• [Challenge]:
Find the line with "Decode this image", then retype it and each later line through the last, exactly. Leave out pictures.

------------------------------

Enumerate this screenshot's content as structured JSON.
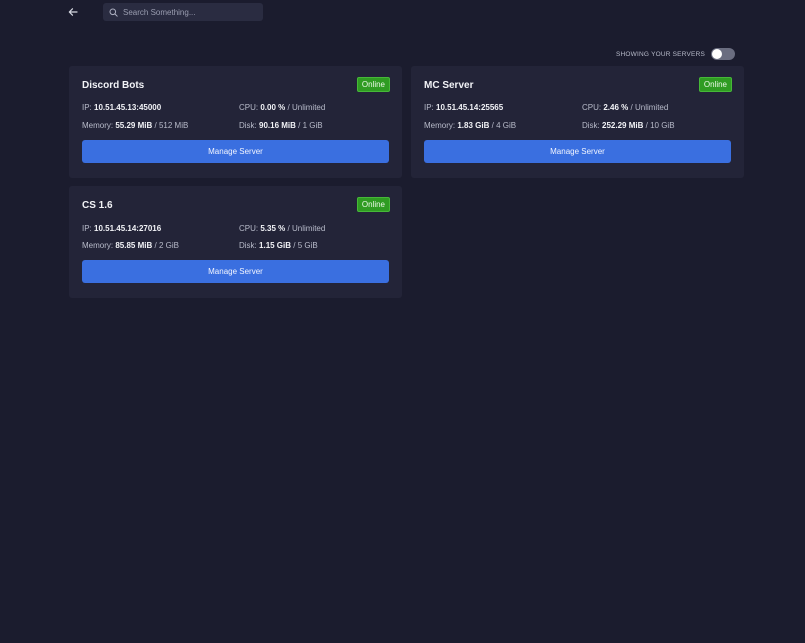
{
  "search": {
    "placeholder": "Search Something..."
  },
  "toggle": {
    "label": "SHOWING YOUR SERVERS"
  },
  "servers": [
    {
      "name": "Discord Bots",
      "status": "Online",
      "ip_label": "IP:",
      "ip": "10.51.45.13:45000",
      "cpu_label": "CPU:",
      "cpu": "0.00 %",
      "cpu_limit": "Unlimited",
      "mem_label": "Memory:",
      "mem": "55.29 MiB",
      "mem_limit": "512 MiB",
      "disk_label": "Disk:",
      "disk": "90.16 MiB",
      "disk_limit": "1 GiB",
      "button": "Manage Server"
    },
    {
      "name": "MC Server",
      "status": "Online",
      "ip_label": "IP:",
      "ip": "10.51.45.14:25565",
      "cpu_label": "CPU:",
      "cpu": "2.46 %",
      "cpu_limit": "Unlimited",
      "mem_label": "Memory:",
      "mem": "1.83 GiB",
      "mem_limit": "4 GiB",
      "disk_label": "Disk:",
      "disk": "252.29 MiB",
      "disk_limit": "10 GiB",
      "button": "Manage Server"
    },
    {
      "name": "CS 1.6",
      "status": "Online",
      "ip_label": "IP:",
      "ip": "10.51.45.14:27016",
      "cpu_label": "CPU:",
      "cpu": "5.35 %",
      "cpu_limit": "Unlimited",
      "mem_label": "Memory:",
      "mem": "85.85 MiB",
      "mem_limit": "2 GiB",
      "disk_label": "Disk:",
      "disk": "1.15 GiB",
      "disk_limit": "5 GiB",
      "button": "Manage Server"
    }
  ],
  "separator": "/",
  "colors": {
    "background": "#1b1c2e",
    "card": "#232438",
    "online": "#2f9c22",
    "accent": "#3a6fe0"
  }
}
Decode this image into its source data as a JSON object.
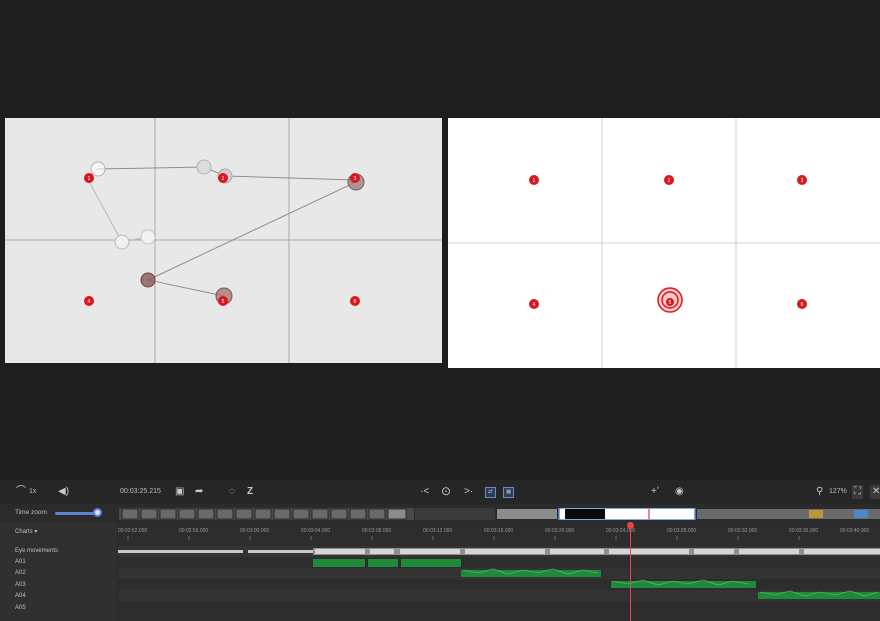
{
  "playback": {
    "speed": "1x",
    "timecode": "00:03:25.215",
    "zoom_level": "127%"
  },
  "icons": {
    "speed": "speed-icon",
    "volume": "volume-icon",
    "snapshot": "snapshot-icon",
    "share": "share-icon",
    "marker": "marker-icon",
    "z_tool": "z-icon",
    "prev": "previous-icon",
    "play": "play-icon",
    "next": "next-icon",
    "add": "add-event-icon",
    "settings": "settings-icon",
    "search": "search-icon",
    "fit": "fit-icon",
    "close": "close-icon"
  },
  "toggles": {
    "events_label": "⇄",
    "metrics_label": "▦"
  },
  "time_zoom": {
    "label": "Time zoom",
    "value": 1.0
  },
  "charts_menu": {
    "label": "Charts"
  },
  "rows": [
    {
      "label": "Eye movements"
    },
    {
      "label": "A01"
    },
    {
      "label": "A02"
    },
    {
      "label": "A03"
    },
    {
      "label": "A04"
    },
    {
      "label": "A05"
    }
  ],
  "time_ticks": [
    "00:02:52.000",
    "00:02:56.000",
    "00:03:00.000",
    "00:03:04.000",
    "00:03:08.000",
    "00:03:12.000",
    "00:03:16.000",
    "00:03:20.000",
    "00:03:24.000",
    "00:03:28.000",
    "00:03:32.000",
    "00:03:36.000",
    "00:03:40.000"
  ],
  "stimulus_markers": [
    "1",
    "2",
    "3",
    "4",
    "5",
    "6"
  ],
  "colors": {
    "marker_red": "#d9171e",
    "aoi_green": "#1f8a3a",
    "playhead": "#e74545",
    "selection_blue": "#5f84d6"
  }
}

------------------------------

• [Correct answer]:
Decode this image into its source data as a JSON object.
{
  "playback": {
    "speed": "1x",
    "timecode": "00:03:25.215",
    "zoom_level": "127%"
  },
  "icons": {
    "speed": "speed-icon",
    "volume": "volume-icon",
    "snapshot": "snapshot-icon",
    "share": "share-icon",
    "marker": "marker-icon",
    "z_tool": "z-icon",
    "prev": "previous-icon",
    "play": "play-icon",
    "next": "next-icon",
    "add": "add-event-icon",
    "settings": "settings-icon",
    "search": "search-icon",
    "fit": "fit-icon",
    "close": "close-icon"
  },
  "toggles": {
    "events_label": "⇄",
    "metrics_label": "▦"
  },
  "time_zoom": {
    "label": "Time zoom",
    "value": 1.0
  },
  "charts_menu": {
    "label": "Charts"
  },
  "rows": [
    {
      "label": "Eye movements"
    },
    {
      "label": "A01"
    },
    {
      "label": "A02"
    },
    {
      "label": "A03"
    },
    {
      "label": "A04"
    },
    {
      "label": "A05"
    }
  ],
  "time_ticks": [
    "00:02:52.000",
    "00:02:56.000",
    "00:03:00.000",
    "00:03:04.000",
    "00:03:08.000",
    "00:03:12.000",
    "00:03:16.000",
    "00:03:20.000",
    "00:03:24.000",
    "00:03:28.000",
    "00:03:32.000",
    "00:03:36.000",
    "00:03:40.000"
  ],
  "stimulus_markers": [
    "1",
    "2",
    "3",
    "4",
    "5",
    "6"
  ],
  "colors": {
    "marker_red": "#d9171e",
    "aoi_green": "#1f8a3a",
    "playhead": "#e74545",
    "selection_blue": "#5f84d6"
  }
}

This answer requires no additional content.